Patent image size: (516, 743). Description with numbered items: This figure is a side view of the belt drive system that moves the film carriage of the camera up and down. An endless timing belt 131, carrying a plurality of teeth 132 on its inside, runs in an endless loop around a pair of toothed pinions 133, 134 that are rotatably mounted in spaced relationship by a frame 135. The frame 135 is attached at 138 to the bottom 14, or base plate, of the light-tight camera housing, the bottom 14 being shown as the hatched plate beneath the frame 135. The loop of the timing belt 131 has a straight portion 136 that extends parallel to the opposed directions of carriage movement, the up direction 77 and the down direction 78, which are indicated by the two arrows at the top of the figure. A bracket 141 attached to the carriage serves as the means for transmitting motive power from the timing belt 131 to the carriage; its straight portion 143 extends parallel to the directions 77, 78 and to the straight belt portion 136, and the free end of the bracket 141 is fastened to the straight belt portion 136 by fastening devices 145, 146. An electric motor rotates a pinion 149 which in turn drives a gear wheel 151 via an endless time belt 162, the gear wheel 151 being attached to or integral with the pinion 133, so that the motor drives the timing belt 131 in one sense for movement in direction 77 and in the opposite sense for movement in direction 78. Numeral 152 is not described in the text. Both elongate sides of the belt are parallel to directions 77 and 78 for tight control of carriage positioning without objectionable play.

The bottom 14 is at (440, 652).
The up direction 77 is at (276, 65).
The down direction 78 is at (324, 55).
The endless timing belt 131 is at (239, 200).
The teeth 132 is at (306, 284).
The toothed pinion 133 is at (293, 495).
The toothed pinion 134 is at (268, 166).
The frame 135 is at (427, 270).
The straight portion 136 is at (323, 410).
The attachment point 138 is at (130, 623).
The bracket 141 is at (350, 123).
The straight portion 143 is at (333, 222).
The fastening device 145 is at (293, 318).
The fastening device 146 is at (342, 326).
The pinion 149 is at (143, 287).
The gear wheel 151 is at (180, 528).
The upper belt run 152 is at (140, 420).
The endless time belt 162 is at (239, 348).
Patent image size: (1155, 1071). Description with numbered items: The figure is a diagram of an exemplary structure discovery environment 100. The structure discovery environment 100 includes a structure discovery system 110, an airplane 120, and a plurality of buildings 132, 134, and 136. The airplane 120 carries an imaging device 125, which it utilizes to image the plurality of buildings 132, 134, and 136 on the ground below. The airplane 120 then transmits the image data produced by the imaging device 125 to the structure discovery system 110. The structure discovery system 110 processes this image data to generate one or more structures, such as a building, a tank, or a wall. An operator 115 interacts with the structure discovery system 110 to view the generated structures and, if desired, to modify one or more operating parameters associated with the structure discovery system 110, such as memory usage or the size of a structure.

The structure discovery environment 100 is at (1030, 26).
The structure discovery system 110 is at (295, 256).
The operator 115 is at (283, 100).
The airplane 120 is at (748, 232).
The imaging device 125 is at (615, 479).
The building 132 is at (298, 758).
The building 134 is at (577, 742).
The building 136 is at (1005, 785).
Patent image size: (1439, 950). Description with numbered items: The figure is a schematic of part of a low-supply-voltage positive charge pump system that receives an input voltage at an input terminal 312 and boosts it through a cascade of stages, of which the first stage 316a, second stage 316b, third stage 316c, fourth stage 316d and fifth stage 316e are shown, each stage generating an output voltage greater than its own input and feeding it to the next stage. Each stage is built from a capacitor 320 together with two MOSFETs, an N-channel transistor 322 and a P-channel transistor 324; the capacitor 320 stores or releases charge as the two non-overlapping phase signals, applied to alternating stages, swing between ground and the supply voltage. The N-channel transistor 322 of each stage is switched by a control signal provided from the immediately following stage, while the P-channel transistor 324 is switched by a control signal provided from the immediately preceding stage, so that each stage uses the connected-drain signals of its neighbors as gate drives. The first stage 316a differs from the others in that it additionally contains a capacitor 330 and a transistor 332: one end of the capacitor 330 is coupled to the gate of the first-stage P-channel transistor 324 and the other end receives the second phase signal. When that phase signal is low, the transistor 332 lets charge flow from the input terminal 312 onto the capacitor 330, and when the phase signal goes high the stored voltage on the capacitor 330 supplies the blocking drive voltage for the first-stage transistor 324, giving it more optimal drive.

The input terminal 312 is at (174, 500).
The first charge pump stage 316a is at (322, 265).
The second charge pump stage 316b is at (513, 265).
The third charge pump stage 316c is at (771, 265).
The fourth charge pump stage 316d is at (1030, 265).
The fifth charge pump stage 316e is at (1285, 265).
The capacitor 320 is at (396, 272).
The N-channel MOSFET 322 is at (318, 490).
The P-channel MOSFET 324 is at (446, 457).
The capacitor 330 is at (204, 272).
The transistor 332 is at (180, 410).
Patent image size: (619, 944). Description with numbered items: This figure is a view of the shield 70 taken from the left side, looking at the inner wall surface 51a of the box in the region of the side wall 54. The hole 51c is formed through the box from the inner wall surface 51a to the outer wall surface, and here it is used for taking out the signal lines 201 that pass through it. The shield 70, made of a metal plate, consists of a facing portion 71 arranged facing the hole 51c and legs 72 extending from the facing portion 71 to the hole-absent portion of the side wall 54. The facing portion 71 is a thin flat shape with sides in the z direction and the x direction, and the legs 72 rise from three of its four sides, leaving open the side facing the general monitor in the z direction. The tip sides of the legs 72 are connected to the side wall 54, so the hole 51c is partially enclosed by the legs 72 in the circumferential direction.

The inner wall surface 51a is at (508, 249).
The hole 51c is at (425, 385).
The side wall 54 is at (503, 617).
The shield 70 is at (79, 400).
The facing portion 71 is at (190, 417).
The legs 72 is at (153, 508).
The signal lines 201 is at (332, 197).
===============
Problem details: Please rewrite all of the records above with "Description with numbered items" swapped for "Numbered description", keeping everything else unchanged.

Result for this task:
Patent image size: (516, 743). Numbered description: This figure is a side view of the belt drive system that moves the film carriage of the camera up and down. An endless timing belt 131, carrying a plurality of teeth 132 on its inside, runs in an endless loop around a pair of toothed pinions 133, 134 that are rotatably mounted in spaced relationship by a frame 135. The frame 135 is attached at 138 to the bottom 14, or base plate, of the light-tight camera housing, the bottom 14 being shown as the hatched plate beneath the frame 135. The loop of the timing belt 131 has a straight portion 136 that extends parallel to the opposed directions of carriage movement, the up direction 77 and the down direction 78, which are indicated by the two arrows at the top of the figure. A bracket 141 attached to the carriage serves as the means for transmitting motive power from the timing belt 131 to the carriage; its straight portion 143 extends parallel to the directions 77, 78 and to the straight belt portion 136, and the free end of the bracket 141 is fastened to the straight belt portion 136 by fastening devices 145, 146. An electric motor rotates a pinion 149 which in turn drives a gear wheel 151 via an endless time belt 162, the gear wheel 151 being attached to or integral with the pinion 133, so that the motor drives the timing belt 131 in one sense for movement in direction 77 and in the opposite sense for movement in direction 78. Numeral 152 is not described in the text. Both elongate sides of the belt are parallel to directions 77 and 78 for tight control of carriage positioning without objectionable play.

The bottom 14 is at (440, 652).
The up direction 77 is at (276, 65).
The down direction 78 is at (324, 55).
The endless timing belt 131 is at (239, 200).
The teeth 132 is at (306, 284).
The toothed pinion 133 is at (293, 495).
The toothed pinion 134 is at (268, 166).
The frame 135 is at (427, 270).
The straight portion 136 is at (323, 410).
The attachment point 138 is at (130, 623).
The bracket 141 is at (350, 123).
The straight portion 143 is at (333, 222).
The fastening device 145 is at (293, 318).
The fastening device 146 is at (342, 326).
The pinion 149 is at (143, 287).
The gear wheel 151 is at (180, 528).
The upper belt run 152 is at (140, 420).
The endless time belt 162 is at (239, 348).
Patent image size: (1155, 1071). Numbered description: The figure is a diagram of an exemplary structure discovery environment 100. The structure discovery environment 100 includes a structure discovery system 110, an airplane 120, and a plurality of buildings 132, 134, and 136. The airplane 120 carries an imaging device 125, which it utilizes to image the plurality of buildings 132, 134, and 136 on the ground below. The airplane 120 then transmits the image data produced by the imaging device 125 to the structure discovery system 110. The structure discovery system 110 processes this image data to generate one or more structures, such as a building, a tank, or a wall. An operator 115 interacts with the structure discovery system 110 to view the generated structures and, if desired, to modify one or more operating parameters associated with the structure discovery system 110, such as memory usage or the size of a structure.

The structure discovery environment 100 is at (1030, 26).
The structure discovery system 110 is at (295, 256).
The operator 115 is at (283, 100).
The airplane 120 is at (748, 232).
The imaging device 125 is at (615, 479).
The building 132 is at (298, 758).
The building 134 is at (577, 742).
The building 136 is at (1005, 785).
Patent image size: (1439, 950). Numbered description: The figure is a schematic of part of a low-supply-voltage positive charge pump system that receives an input voltage at an input terminal 312 and boosts it through a cascade of stages, of which the first stage 316a, second stage 316b, third stage 316c, fourth stage 316d and fifth stage 316e are shown, each stage generating an output voltage greater than its own input and feeding it to the next stage. Each stage is built from a capacitor 320 together with two MOSFETs, an N-channel transistor 322 and a P-channel transistor 324; the capacitor 320 stores or releases charge as the two non-overlapping phase signals, applied to alternating stages, swing between ground and the supply voltage. The N-channel transistor 322 of each stage is switched by a control signal provided from the immediately following stage, while the P-channel transistor 324 is switched by a control signal provided from the immediately preceding stage, so that each stage uses the connected-drain signals of its neighbors as gate drives. The first stage 316a differs from the others in that it additionally contains a capacitor 330 and a transistor 332: one end of the capacitor 330 is coupled to the gate of the first-stage P-channel transistor 324 and the other end receives the second phase signal. When that phase signal is low, the transistor 332 lets charge flow from the input terminal 312 onto the capacitor 330, and when the phase signal goes high the stored voltage on the capacitor 330 supplies the blocking drive voltage for the first-stage transistor 324, giving it more optimal drive.

The input terminal 312 is at (174, 500).
The first charge pump stage 316a is at (322, 265).
The second charge pump stage 316b is at (513, 265).
The third charge pump stage 316c is at (771, 265).
The fourth charge pump stage 316d is at (1030, 265).
The fifth charge pump stage 316e is at (1285, 265).
The capacitor 320 is at (396, 272).
The N-channel MOSFET 322 is at (318, 490).
The P-channel MOSFET 324 is at (446, 457).
The capacitor 330 is at (204, 272).
The transistor 332 is at (180, 410).
Patent image size: (619, 944). Numbered description: This figure is a view of the shield 70 taken from the left side, looking at the inner wall surface 51a of the box in the region of the side wall 54. The hole 51c is formed through the box from the inner wall surface 51a to the outer wall surface, and here it is used for taking out the signal lines 201 that pass through it. The shield 70, made of a metal plate, consists of a facing portion 71 arranged facing the hole 51c and legs 72 extending from the facing portion 71 to the hole-absent portion of the side wall 54. The facing portion 71 is a thin flat shape with sides in the z direction and the x direction, and the legs 72 rise from three of its four sides, leaving open the side facing the general monitor in the z direction. The tip sides of the legs 72 are connected to the side wall 54, so the hole 51c is partially enclosed by the legs 72 in the circumferential direction.

The inner wall surface 51a is at (508, 249).
The hole 51c is at (425, 385).
The side wall 54 is at (503, 617).
The shield 70 is at (79, 400).
The facing portion 71 is at (190, 417).
The legs 72 is at (153, 508).
The signal lines 201 is at (332, 197).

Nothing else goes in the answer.